_Aim of the exercise_
Which lines hold the word "شامل"? Copy each of them from the material.

_Given data_
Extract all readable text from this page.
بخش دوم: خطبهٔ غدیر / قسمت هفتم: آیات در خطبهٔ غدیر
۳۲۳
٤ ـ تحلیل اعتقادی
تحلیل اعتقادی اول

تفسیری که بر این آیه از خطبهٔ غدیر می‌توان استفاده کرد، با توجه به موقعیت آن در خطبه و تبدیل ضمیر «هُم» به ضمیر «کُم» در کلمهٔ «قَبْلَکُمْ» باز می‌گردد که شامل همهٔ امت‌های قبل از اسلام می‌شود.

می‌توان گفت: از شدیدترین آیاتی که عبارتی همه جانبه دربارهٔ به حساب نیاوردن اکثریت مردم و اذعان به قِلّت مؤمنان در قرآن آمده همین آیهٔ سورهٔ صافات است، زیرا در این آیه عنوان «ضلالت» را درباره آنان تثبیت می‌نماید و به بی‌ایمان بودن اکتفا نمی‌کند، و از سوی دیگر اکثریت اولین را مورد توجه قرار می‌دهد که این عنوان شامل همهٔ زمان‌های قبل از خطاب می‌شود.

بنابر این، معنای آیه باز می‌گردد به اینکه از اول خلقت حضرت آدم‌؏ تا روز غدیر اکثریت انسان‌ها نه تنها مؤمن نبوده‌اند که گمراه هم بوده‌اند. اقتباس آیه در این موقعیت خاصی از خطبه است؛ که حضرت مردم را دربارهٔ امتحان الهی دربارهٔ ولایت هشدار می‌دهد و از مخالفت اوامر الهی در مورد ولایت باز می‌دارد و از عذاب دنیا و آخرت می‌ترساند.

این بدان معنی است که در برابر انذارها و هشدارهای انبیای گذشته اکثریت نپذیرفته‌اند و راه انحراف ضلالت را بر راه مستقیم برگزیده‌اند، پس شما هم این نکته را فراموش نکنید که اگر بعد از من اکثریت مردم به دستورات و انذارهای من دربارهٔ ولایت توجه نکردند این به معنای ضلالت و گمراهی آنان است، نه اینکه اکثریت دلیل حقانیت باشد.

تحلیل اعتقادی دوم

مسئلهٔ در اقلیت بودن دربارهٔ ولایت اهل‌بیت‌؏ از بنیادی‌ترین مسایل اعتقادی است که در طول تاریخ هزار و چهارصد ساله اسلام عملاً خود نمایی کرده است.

_Result for this exercise_
تفسیری که بر این آیه از خطبهٔ غدیر می‌توان استفاده کرد، با توجه به موقعیت آن در خطبه و تبدیل ضمیر «هُم» به ضمیر «کُم» در کلمهٔ «قَبْلَکُمْ» باز می‌گردد که شامل همهٔ امت‌های قبل از اسلام می‌شود.
می‌توان گفت: از شدیدترین آیاتی که عبارتی همه جانبه دربارهٔ به حساب نیاوردن اکثریت مردم و اذعان به قِلّت مؤمنان در قرآن آمده همین آیهٔ سورهٔ صافات است، زیرا در این آیه عنوان «ضلالت» را درباره آنان تثبیت می‌نماید و به بی‌ایمان بودن اکتفا نمی‌کند، و از سوی دیگر اکثریت اولین را مورد توجه قرار می‌دهد که این عنوان شامل همهٔ زمان‌های قبل از خطاب می‌شود.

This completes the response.